## start Extracted data

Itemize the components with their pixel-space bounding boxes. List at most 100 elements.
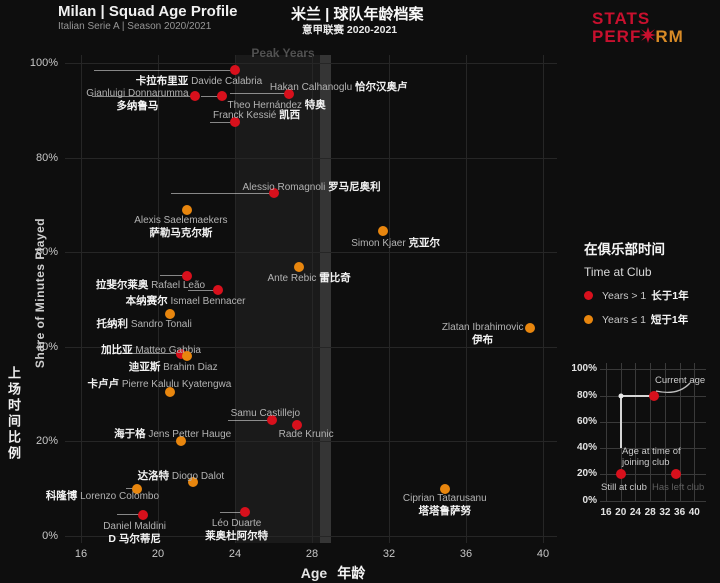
y-gridline (65, 63, 557, 65)
player-dot (164, 308, 175, 319)
mini-x-gridline (635, 363, 637, 501)
x-gridline (389, 55, 390, 543)
time-at-club-legend: 在俱乐部时间 Time at Club Years > 1 长于1年 Years… (584, 238, 689, 327)
player-dot (181, 204, 192, 215)
label-leader-line (116, 514, 143, 516)
label-leader-line (187, 289, 218, 291)
player-label: Alessio Romagnoli 罗马尼奥利 (242, 181, 381, 194)
page-subtitle-en: Italian Serie A | Season 2020/2021 (58, 21, 212, 32)
mini-x-gridline (664, 363, 666, 501)
player-label: 加比亚 Matteo Gabbia (101, 343, 201, 356)
starburst-icon (640, 27, 657, 46)
mini-y-tick-label: 80% (576, 389, 597, 401)
y-tick-label: 40% (35, 340, 58, 353)
x-axis-title-zh: 年龄 (337, 565, 366, 581)
y-gridline (65, 157, 557, 159)
label-leader-line (159, 275, 187, 277)
player-dot (230, 117, 240, 128)
still-at-club-label: Still at club (601, 482, 647, 493)
label-leader-line (170, 192, 274, 194)
x-tick-label: 36 (459, 548, 473, 560)
joining-age-annotation-line2: joining club (622, 457, 670, 468)
mini-y-tick-label: 20% (576, 468, 597, 480)
current-age-annotation: Current age (655, 375, 706, 386)
player-label: 卡卢卢 Pierre Kalulu Kyatengwa (87, 377, 232, 390)
player-dot (131, 483, 142, 494)
player-label: Ante Rebic 雷比奇 (267, 271, 351, 284)
y-tick-label: 100% (29, 57, 58, 70)
y-gridline (65, 252, 557, 254)
x-gridline (235, 55, 236, 543)
player-dot (176, 436, 187, 447)
player-label: 本纳赛尔 Ismael Bennacer (125, 295, 246, 308)
mini-x-tick-label: 24 (629, 507, 641, 518)
player-label: Zlatan Ibrahimovic 伊布 (441, 321, 524, 346)
player-label: Theo Hernández 特奥 (227, 99, 326, 112)
y-tick-label: 80% (35, 151, 58, 164)
label-leader-line (210, 121, 235, 123)
player-dot (268, 188, 279, 199)
page-title-zh: 米兰 | 球队年龄档案 (291, 6, 424, 23)
player-label: 托纳利 Sandro Tonali (96, 317, 192, 330)
still-at-club-dot (615, 469, 626, 480)
mini-x-gridline (650, 363, 652, 501)
mini-y-tick-label: 60% (576, 415, 597, 427)
mini-y-gridline (600, 448, 706, 450)
mini-x-gridline (694, 363, 696, 501)
has-left-club-label: Has left club (652, 482, 705, 493)
logo-line2-right: RM (655, 26, 684, 46)
y-axis-title-zh: 上场时间比例 (6, 366, 21, 462)
peak-years-label: Peak Years (251, 46, 315, 60)
player-dot (187, 476, 198, 487)
mini-x-tick-label: 36 (674, 507, 686, 518)
label-leader-line (227, 419, 272, 421)
has-left-club-dot (670, 469, 681, 480)
label-leader-line (91, 95, 195, 97)
x-axis-title: Age 年龄 (301, 563, 365, 583)
mini-x-gridline (606, 363, 607, 501)
page-subtitle-zh: 意甲联赛 2020-2021 (302, 24, 398, 36)
mini-x-tick-label: 28 (644, 507, 656, 518)
mini-x-tick-label: 40 (688, 507, 700, 518)
y-tick-label: 0% (42, 530, 58, 542)
peak-years-band (235, 55, 332, 543)
player-label: 达洛特 Diogo Dalot (137, 469, 225, 482)
legend-item-years-le1: Years ≤ 1 短于1年 (584, 312, 689, 327)
player-label: 卡拉布里亚 Davide Calabria (135, 75, 263, 88)
legend-item-label-zh: 短于1年 (650, 314, 689, 326)
player-dot (293, 261, 304, 272)
mini-x-tick-label: 32 (659, 507, 671, 518)
mini-y-tick-label: 40% (576, 442, 597, 454)
x-tick-label: 40 (536, 548, 550, 560)
mini-y-tick-label: 100% (571, 363, 597, 375)
orange-dot-icon (584, 315, 593, 324)
player-label: Léo Duarte 莱奥杜阿尔特 (205, 518, 269, 543)
label-leader-line (219, 511, 245, 513)
x-tick-label: 20 (151, 548, 165, 560)
legend-item-label-en: Years ≤ 1 (602, 313, 646, 326)
joining-age-point (618, 393, 624, 399)
x-gridline (543, 55, 544, 543)
player-dot (137, 509, 148, 520)
red-dot-icon (584, 291, 593, 300)
logo-line2-left: PERF (592, 26, 642, 46)
player-label: Samu Castillejo (230, 408, 301, 420)
curved-arrow-icon (655, 382, 691, 394)
mini-y-gridline (600, 500, 706, 502)
x-gridline (312, 55, 313, 543)
y-gridline (65, 346, 557, 348)
player-label: Alexis Saelemaekers 萨勒马克尔斯 (134, 214, 228, 239)
player-dot (212, 285, 223, 296)
player-dot (181, 270, 192, 281)
page-title-en: Milan | Squad Age Profile (58, 3, 238, 20)
label-leader-line (229, 93, 289, 95)
y-tick-label: 20% (35, 435, 58, 448)
player-dot (216, 91, 227, 102)
legend-item-years-gt1: Years > 1 长于1年 (584, 288, 689, 303)
stats-perform-logo: STATS PERF RM (592, 10, 684, 46)
player-label: Franck Kessié 凯西 (213, 109, 301, 122)
label-leader-line (200, 95, 222, 97)
player-dot (181, 351, 192, 362)
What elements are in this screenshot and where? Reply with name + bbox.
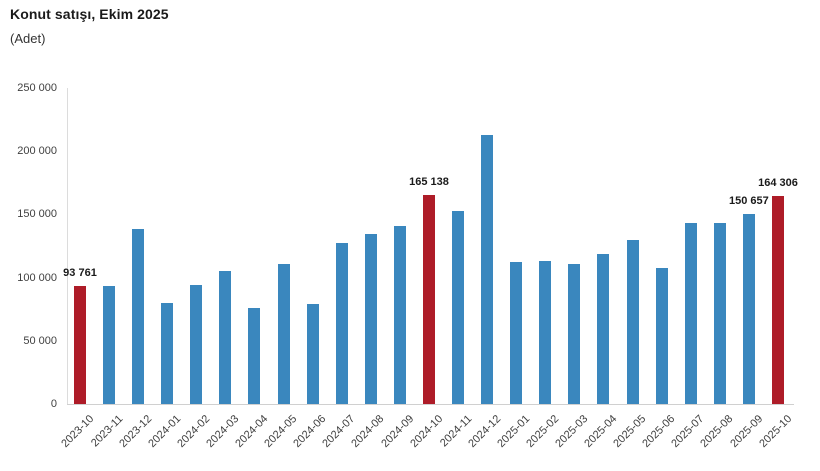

## end Extracted data

What needs to be done → Render the lines of the listing above, from the line containing "y-gridline (65, 63, 557, 65)" through the line containing "label-leader-line (187, 289, 218, 291)" (both included), as a Markdown table. Use a Row column for the row number and an Entry column for the line, and skip any blank lines.

Exercise answer →
| Row | Entry |
|---|---|
| 1 | y-gridline (65, 63, 557, 65) |
| 2 | player-dot (164, 308, 175, 319) |
| 3 | mini-x-gridline (635, 363, 637, 501) |
| 4 | x-gridline (389, 55, 390, 543) |
| 5 | time-at-club-legend: 在俱乐部时间 Time at Club Years > 1 长于1年 Years… (584, 238, 689, 327) |
| 6 | player-dot (181, 204, 192, 215) |
| 7 | label-leader-line (116, 514, 143, 516) |
| 8 | label-leader-line (187, 289, 218, 291) |